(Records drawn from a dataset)
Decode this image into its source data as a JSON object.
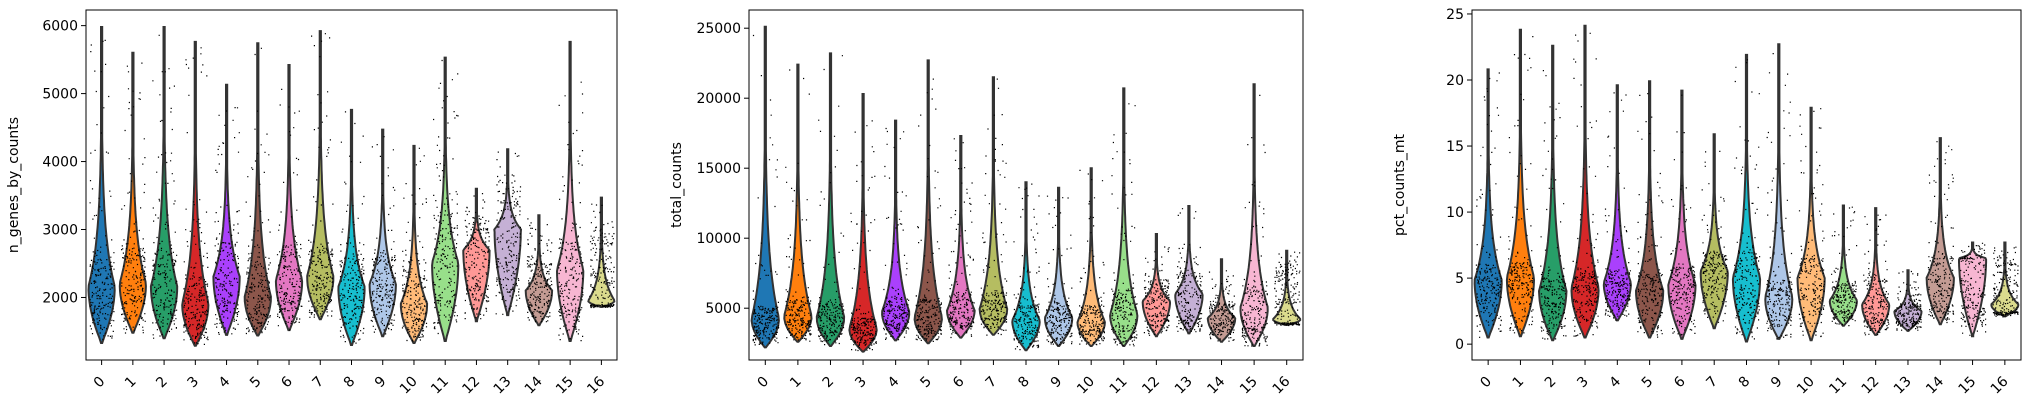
{
  "chart_data": [
    {
      "type": "violin",
      "ylabel": "n_genes_by_counts",
      "categories": [
        "0",
        "1",
        "2",
        "3",
        "4",
        "5",
        "6",
        "7",
        "8",
        "9",
        "10",
        "11",
        "12",
        "13",
        "14",
        "15",
        "16"
      ],
      "ylim": [
        1080,
        6230
      ],
      "yticks": [
        2000,
        3000,
        4000,
        5000,
        6000
      ],
      "ytick_labels": [
        "2000",
        "3000",
        "4000",
        "5000",
        "6000"
      ],
      "series": [
        {
          "min": 1330,
          "q1": 1860,
          "median": 2200,
          "q3": 2520,
          "max": 5980,
          "mode": 2150
        },
        {
          "min": 1480,
          "q1": 1950,
          "median": 2300,
          "q3": 2700,
          "max": 5600,
          "mode": 2200
        },
        {
          "min": 1400,
          "q1": 1900,
          "median": 2250,
          "q3": 2650,
          "max": 5980,
          "mode": 2150
        },
        {
          "min": 1290,
          "q1": 1680,
          "median": 1950,
          "q3": 2300,
          "max": 5760,
          "mode": 1900
        },
        {
          "min": 1450,
          "q1": 1950,
          "median": 2350,
          "q3": 2800,
          "max": 5130,
          "mode": 2300
        },
        {
          "min": 1440,
          "q1": 1800,
          "median": 2100,
          "q3": 2600,
          "max": 5740,
          "mode": 2000
        },
        {
          "min": 1520,
          "q1": 1950,
          "median": 2300,
          "q3": 2750,
          "max": 5420,
          "mode": 2250
        },
        {
          "min": 1680,
          "q1": 2050,
          "median": 2350,
          "q3": 2700,
          "max": 5920,
          "mode": 2300
        },
        {
          "min": 1300,
          "q1": 1900,
          "median": 2200,
          "q3": 2550,
          "max": 4760,
          "mode": 2150
        },
        {
          "min": 1430,
          "q1": 1950,
          "median": 2250,
          "q3": 2600,
          "max": 4470,
          "mode": 2200
        },
        {
          "min": 1330,
          "q1": 1700,
          "median": 2000,
          "q3": 2400,
          "max": 4230,
          "mode": 1900
        },
        {
          "min": 1360,
          "q1": 2100,
          "median": 2600,
          "q3": 3200,
          "max": 5530,
          "mode": 2500
        },
        {
          "min": 1650,
          "q1": 2200,
          "median": 2600,
          "q3": 3000,
          "max": 3600,
          "mode": 2700
        },
        {
          "min": 1740,
          "q1": 2300,
          "median": 2800,
          "q3": 3400,
          "max": 4180,
          "mode": 3000
        },
        {
          "min": 1590,
          "q1": 1900,
          "median": 2100,
          "q3": 2500,
          "max": 3210,
          "mode": 2100
        },
        {
          "min": 1360,
          "q1": 1900,
          "median": 2300,
          "q3": 2800,
          "max": 5760,
          "mode": 2400
        },
        {
          "min": 1860,
          "q1": 1900,
          "median": 2200,
          "q3": 2800,
          "max": 3470,
          "mode": 1950
        }
      ]
    },
    {
      "type": "violin",
      "ylabel": "total_counts",
      "categories": [
        "0",
        "1",
        "2",
        "3",
        "4",
        "5",
        "6",
        "7",
        "8",
        "9",
        "10",
        "11",
        "12",
        "13",
        "14",
        "15",
        "16"
      ],
      "ylim": [
        1300,
        26300
      ],
      "yticks": [
        5000,
        10000,
        15000,
        20000,
        25000
      ],
      "ytick_labels": [
        "5000",
        "10000",
        "15000",
        "20000",
        "25000"
      ],
      "series": [
        {
          "min": 2200,
          "q1": 3600,
          "median": 4200,
          "q3": 5000,
          "max": 25100,
          "mode": 4200
        },
        {
          "min": 2600,
          "q1": 3900,
          "median": 4600,
          "q3": 5600,
          "max": 22400,
          "mode": 4400
        },
        {
          "min": 2300,
          "q1": 3700,
          "median": 4400,
          "q3": 5400,
          "max": 23200,
          "mode": 4300
        },
        {
          "min": 1900,
          "q1": 3000,
          "median": 3600,
          "q3": 4300,
          "max": 20300,
          "mode": 3500
        },
        {
          "min": 2700,
          "q1": 4000,
          "median": 4800,
          "q3": 5800,
          "max": 18400,
          "mode": 4700
        },
        {
          "min": 2500,
          "q1": 3700,
          "median": 4500,
          "q3": 5600,
          "max": 22700,
          "mode": 4300
        },
        {
          "min": 2900,
          "q1": 4200,
          "median": 5000,
          "q3": 6000,
          "max": 17300,
          "mode": 4800
        },
        {
          "min": 3100,
          "q1": 4300,
          "median": 5100,
          "q3": 6100,
          "max": 21500,
          "mode": 4900
        },
        {
          "min": 2000,
          "q1": 3500,
          "median": 4300,
          "q3": 5200,
          "max": 14000,
          "mode": 4100
        },
        {
          "min": 2300,
          "q1": 3700,
          "median": 4500,
          "q3": 5400,
          "max": 13600,
          "mode": 4300
        },
        {
          "min": 2300,
          "q1": 3500,
          "median": 4200,
          "q3": 5200,
          "max": 15000,
          "mode": 4000
        },
        {
          "min": 2300,
          "q1": 3800,
          "median": 4800,
          "q3": 6400,
          "max": 20700,
          "mode": 4500
        },
        {
          "min": 3000,
          "q1": 4500,
          "median": 5700,
          "q3": 7000,
          "max": 10300,
          "mode": 5500
        },
        {
          "min": 3200,
          "q1": 4500,
          "median": 5700,
          "q3": 7500,
          "max": 12300,
          "mode": 6000
        },
        {
          "min": 2600,
          "q1": 3800,
          "median": 4500,
          "q3": 5300,
          "max": 8500,
          "mode": 4300
        },
        {
          "min": 2300,
          "q1": 3800,
          "median": 5000,
          "q3": 6500,
          "max": 21000,
          "mode": 5000
        },
        {
          "min": 3800,
          "q1": 4000,
          "median": 5500,
          "q3": 7500,
          "max": 9100,
          "mode": 4200
        }
      ]
    },
    {
      "type": "violin",
      "ylabel": "pct_counts_mt",
      "categories": [
        "0",
        "1",
        "2",
        "3",
        "4",
        "5",
        "6",
        "7",
        "8",
        "9",
        "10",
        "11",
        "12",
        "13",
        "14",
        "15",
        "16"
      ],
      "ylim": [
        -1.2,
        25.3
      ],
      "yticks": [
        0,
        5,
        10,
        15,
        20,
        25
      ],
      "ytick_labels": [
        "0",
        "5",
        "10",
        "15",
        "20",
        "25"
      ],
      "series": [
        {
          "min": 0.5,
          "q1": 3.5,
          "median": 4.8,
          "q3": 6.0,
          "max": 20.8,
          "mode": 4.8
        },
        {
          "min": 0.6,
          "q1": 3.8,
          "median": 5.0,
          "q3": 6.2,
          "max": 23.8,
          "mode": 5.0
        },
        {
          "min": 0.3,
          "q1": 2.8,
          "median": 4.0,
          "q3": 5.2,
          "max": 22.6,
          "mode": 4.0
        },
        {
          "min": 0.5,
          "q1": 3.2,
          "median": 4.3,
          "q3": 5.6,
          "max": 24.1,
          "mode": 4.2
        },
        {
          "min": 1.8,
          "q1": 3.6,
          "median": 4.6,
          "q3": 5.6,
          "max": 19.6,
          "mode": 4.6
        },
        {
          "min": 0.5,
          "q1": 2.8,
          "median": 4.0,
          "q3": 5.3,
          "max": 19.9,
          "mode": 4.0
        },
        {
          "min": 0.4,
          "q1": 3.2,
          "median": 4.5,
          "q3": 5.8,
          "max": 19.2,
          "mode": 4.5
        },
        {
          "min": 1.2,
          "q1": 4.2,
          "median": 5.4,
          "q3": 6.8,
          "max": 15.9,
          "mode": 5.5
        },
        {
          "min": 0.2,
          "q1": 3.5,
          "median": 5.2,
          "q3": 7.0,
          "max": 21.9,
          "mode": 5.0
        },
        {
          "min": 0.4,
          "q1": 2.6,
          "median": 3.6,
          "q3": 4.8,
          "max": 22.7,
          "mode": 3.5
        },
        {
          "min": 0.3,
          "q1": 3.5,
          "median": 5.0,
          "q3": 6.5,
          "max": 17.9,
          "mode": 5.0
        },
        {
          "min": 1.4,
          "q1": 2.6,
          "median": 3.5,
          "q3": 4.5,
          "max": 10.5,
          "mode": 3.3
        },
        {
          "min": 0.7,
          "q1": 2.0,
          "median": 3.3,
          "q3": 4.8,
          "max": 10.3,
          "mode": 3.0
        },
        {
          "min": 1.0,
          "q1": 1.8,
          "median": 2.3,
          "q3": 3.0,
          "max": 5.6,
          "mode": 2.5
        },
        {
          "min": 1.5,
          "q1": 3.0,
          "median": 4.5,
          "q3": 6.5,
          "max": 15.6,
          "mode": 5.0
        },
        {
          "min": 0.6,
          "q1": 2.5,
          "median": 4.5,
          "q3": 6.5,
          "max": 7.7,
          "mode": 6.5
        },
        {
          "min": 2.1,
          "q1": 2.5,
          "median": 4.0,
          "q3": 6.0,
          "max": 7.7,
          "mode": 3.0
        }
      ]
    }
  ],
  "palette": [
    "#1f77b4",
    "#ff7f0e",
    "#279e68",
    "#d62728",
    "#aa40fc",
    "#8c564b",
    "#e377c2",
    "#b5bd61",
    "#17becf",
    "#aec7e8",
    "#ffbb78",
    "#98df8a",
    "#ff9896",
    "#c5b0d5",
    "#c49c94",
    "#f7b6d2",
    "#dbdb8d"
  ]
}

* [What to produce] The answer must consist of every line from the records above that holds "ylabel".

* [Solution to the exercise]
      "ylabel": "n_genes_by_counts",
      "ylabel": "total_counts",
      "ylabel": "pct_counts_mt",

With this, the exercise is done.